**Brief**
Scan the listing and work out how many lines contain the word "light". Nothing but the number should be given.

[Entries with figure data]

□ □ □ □

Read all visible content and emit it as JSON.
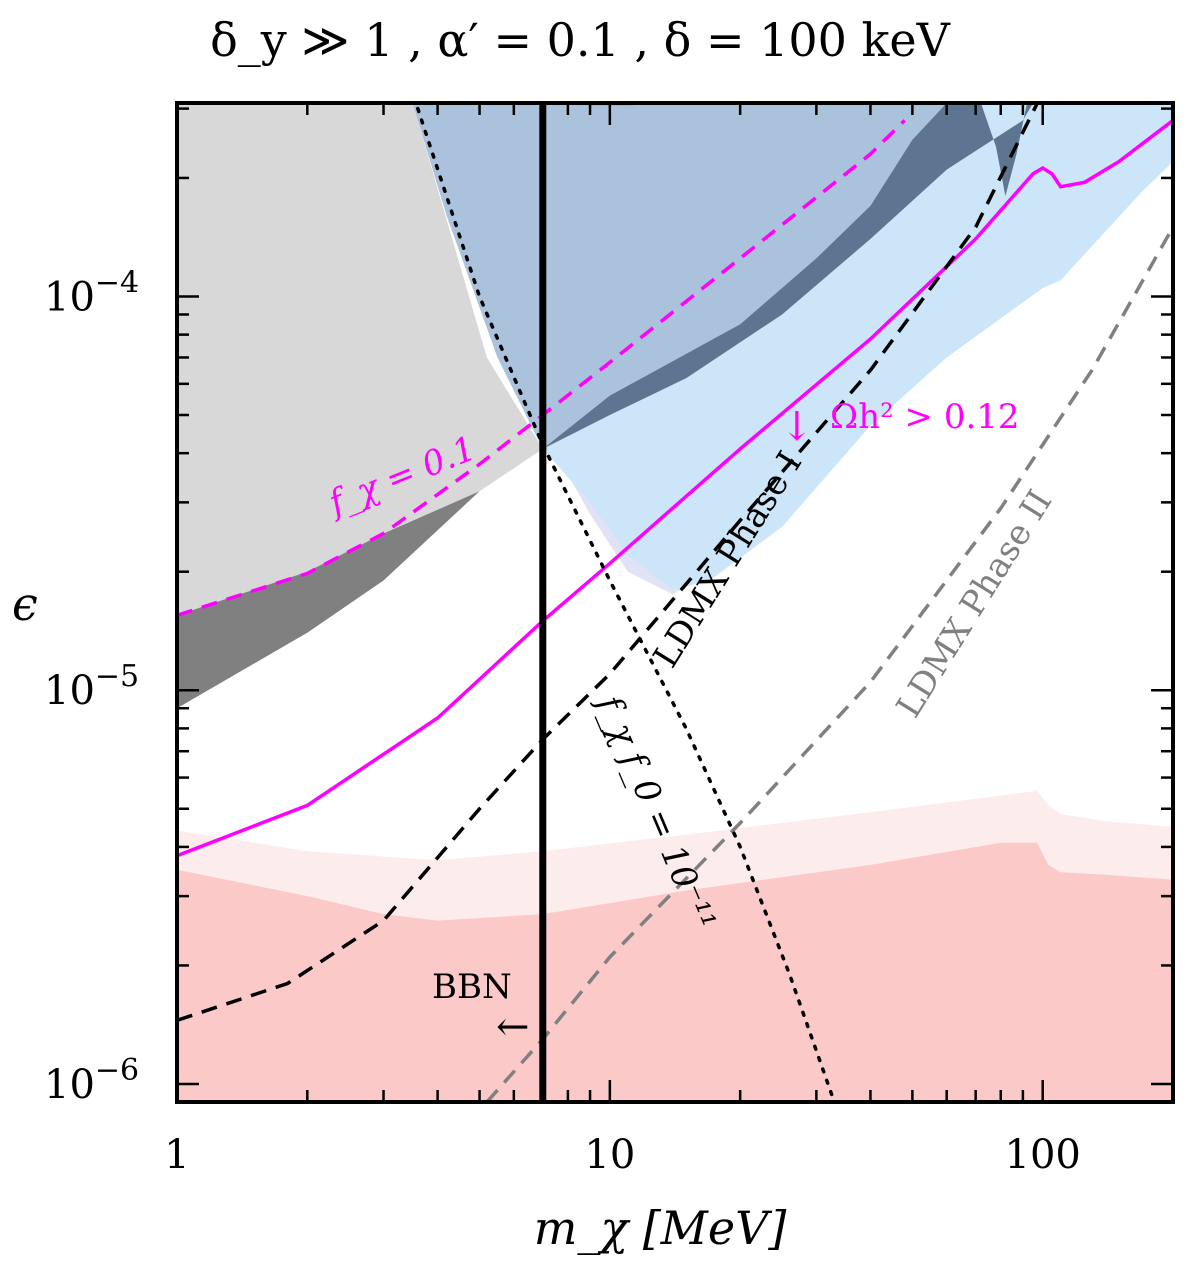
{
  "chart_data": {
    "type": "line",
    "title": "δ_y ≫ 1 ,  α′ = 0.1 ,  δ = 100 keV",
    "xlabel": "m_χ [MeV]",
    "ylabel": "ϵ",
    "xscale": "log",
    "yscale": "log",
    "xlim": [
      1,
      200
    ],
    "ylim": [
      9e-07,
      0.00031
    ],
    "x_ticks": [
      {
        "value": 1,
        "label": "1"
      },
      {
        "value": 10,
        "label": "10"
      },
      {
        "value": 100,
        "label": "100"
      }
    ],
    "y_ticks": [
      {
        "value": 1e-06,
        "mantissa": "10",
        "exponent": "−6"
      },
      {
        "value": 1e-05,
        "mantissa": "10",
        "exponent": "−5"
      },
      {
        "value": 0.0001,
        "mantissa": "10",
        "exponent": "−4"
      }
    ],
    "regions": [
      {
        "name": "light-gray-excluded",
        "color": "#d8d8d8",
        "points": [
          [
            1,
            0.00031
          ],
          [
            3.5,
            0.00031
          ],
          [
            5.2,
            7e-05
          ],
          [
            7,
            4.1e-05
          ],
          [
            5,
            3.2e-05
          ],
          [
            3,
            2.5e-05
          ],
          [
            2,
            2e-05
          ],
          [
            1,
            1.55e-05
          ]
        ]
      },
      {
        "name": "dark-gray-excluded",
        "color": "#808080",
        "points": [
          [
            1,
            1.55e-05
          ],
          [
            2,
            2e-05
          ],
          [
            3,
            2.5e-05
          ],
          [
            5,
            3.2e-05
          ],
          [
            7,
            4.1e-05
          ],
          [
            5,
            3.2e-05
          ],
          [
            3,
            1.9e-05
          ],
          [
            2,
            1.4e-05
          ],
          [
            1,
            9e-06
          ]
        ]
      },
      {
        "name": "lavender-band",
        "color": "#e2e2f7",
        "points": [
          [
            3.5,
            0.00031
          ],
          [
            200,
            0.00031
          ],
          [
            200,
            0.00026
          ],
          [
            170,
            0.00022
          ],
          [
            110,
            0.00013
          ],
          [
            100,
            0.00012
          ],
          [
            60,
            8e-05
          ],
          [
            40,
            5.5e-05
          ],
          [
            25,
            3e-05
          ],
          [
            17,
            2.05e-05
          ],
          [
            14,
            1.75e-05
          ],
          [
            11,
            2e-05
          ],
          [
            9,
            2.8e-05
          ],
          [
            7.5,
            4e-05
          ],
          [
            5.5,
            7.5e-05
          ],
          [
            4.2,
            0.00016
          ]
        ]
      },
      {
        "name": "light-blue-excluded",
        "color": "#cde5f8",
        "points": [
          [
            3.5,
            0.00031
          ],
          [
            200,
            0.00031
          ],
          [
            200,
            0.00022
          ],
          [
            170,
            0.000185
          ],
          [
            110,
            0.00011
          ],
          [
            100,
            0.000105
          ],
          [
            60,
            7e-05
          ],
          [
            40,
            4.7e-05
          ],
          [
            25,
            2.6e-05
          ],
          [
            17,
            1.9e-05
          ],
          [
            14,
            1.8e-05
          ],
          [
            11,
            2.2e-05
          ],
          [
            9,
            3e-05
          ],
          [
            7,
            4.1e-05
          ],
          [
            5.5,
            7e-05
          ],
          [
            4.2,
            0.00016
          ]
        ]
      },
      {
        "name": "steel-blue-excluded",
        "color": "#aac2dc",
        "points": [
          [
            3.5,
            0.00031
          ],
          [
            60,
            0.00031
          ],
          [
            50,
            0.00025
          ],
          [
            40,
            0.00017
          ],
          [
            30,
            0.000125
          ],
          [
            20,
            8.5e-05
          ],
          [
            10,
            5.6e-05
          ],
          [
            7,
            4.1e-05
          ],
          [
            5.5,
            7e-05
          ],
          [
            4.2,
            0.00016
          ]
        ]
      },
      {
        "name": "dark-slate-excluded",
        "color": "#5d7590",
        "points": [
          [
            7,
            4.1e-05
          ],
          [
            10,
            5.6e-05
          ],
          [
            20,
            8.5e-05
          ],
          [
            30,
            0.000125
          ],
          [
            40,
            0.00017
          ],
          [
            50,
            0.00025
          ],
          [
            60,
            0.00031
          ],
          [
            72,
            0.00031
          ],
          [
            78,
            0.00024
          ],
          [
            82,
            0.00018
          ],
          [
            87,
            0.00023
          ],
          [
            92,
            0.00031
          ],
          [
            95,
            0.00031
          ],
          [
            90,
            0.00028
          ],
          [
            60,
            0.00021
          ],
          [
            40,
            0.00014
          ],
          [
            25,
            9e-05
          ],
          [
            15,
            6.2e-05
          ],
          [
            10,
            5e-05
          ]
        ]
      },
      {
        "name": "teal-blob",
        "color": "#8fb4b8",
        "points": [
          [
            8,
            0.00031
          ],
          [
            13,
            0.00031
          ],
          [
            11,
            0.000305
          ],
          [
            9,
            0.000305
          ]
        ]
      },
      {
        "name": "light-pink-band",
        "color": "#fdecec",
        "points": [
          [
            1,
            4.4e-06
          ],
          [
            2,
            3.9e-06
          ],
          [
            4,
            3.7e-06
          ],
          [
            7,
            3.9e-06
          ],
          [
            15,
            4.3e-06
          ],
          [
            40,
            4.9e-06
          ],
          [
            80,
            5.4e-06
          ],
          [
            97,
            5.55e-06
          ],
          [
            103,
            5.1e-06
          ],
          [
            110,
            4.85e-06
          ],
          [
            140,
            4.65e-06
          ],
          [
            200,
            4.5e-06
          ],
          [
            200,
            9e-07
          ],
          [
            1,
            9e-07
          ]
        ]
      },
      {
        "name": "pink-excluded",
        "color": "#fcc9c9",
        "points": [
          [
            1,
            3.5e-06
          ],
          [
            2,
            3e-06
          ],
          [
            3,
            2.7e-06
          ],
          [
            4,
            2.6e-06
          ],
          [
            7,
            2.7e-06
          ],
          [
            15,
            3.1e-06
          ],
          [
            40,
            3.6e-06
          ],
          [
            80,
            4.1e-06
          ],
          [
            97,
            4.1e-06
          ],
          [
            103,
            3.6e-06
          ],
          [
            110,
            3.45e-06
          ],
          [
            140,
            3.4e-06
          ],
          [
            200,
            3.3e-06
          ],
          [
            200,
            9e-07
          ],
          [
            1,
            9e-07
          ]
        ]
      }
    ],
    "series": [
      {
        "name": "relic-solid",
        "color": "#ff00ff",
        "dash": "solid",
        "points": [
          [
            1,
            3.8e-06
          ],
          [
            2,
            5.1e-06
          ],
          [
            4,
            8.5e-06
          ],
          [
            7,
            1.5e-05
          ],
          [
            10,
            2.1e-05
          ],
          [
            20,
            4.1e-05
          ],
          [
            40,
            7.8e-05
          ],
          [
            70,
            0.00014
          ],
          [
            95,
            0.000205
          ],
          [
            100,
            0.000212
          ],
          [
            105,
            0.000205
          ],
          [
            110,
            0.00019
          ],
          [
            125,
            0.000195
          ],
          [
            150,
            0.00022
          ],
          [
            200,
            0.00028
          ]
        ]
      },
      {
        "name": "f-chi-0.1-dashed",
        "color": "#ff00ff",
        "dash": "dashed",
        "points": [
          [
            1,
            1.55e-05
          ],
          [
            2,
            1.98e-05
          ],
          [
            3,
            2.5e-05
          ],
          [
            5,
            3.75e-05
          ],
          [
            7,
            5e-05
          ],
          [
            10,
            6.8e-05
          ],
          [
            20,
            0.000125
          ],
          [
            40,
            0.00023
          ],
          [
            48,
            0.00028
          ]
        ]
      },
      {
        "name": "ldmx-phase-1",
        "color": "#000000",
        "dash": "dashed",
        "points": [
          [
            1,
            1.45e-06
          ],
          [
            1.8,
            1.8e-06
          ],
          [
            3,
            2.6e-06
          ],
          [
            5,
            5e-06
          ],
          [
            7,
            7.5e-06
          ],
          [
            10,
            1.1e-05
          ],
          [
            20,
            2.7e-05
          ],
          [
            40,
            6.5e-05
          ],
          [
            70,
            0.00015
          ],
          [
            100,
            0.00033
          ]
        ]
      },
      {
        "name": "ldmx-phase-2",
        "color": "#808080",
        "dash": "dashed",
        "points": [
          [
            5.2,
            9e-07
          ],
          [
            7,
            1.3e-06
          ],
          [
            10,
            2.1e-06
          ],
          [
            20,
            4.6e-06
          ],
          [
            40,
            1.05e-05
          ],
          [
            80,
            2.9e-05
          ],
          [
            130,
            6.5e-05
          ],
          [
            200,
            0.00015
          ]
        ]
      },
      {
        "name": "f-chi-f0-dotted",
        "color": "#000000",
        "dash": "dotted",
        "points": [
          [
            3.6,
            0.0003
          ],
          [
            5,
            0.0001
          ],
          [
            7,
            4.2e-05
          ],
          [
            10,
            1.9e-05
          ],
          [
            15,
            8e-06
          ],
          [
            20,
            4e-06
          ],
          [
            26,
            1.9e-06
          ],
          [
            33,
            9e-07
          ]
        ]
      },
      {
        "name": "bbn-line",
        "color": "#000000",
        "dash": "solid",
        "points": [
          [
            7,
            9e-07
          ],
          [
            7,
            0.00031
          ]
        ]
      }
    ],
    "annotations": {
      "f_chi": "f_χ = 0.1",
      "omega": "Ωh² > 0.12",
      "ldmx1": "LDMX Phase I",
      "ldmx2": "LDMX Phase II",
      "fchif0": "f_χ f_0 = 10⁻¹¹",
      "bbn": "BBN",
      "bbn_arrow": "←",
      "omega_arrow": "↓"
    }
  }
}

□ □ □ □

**Answer below**
3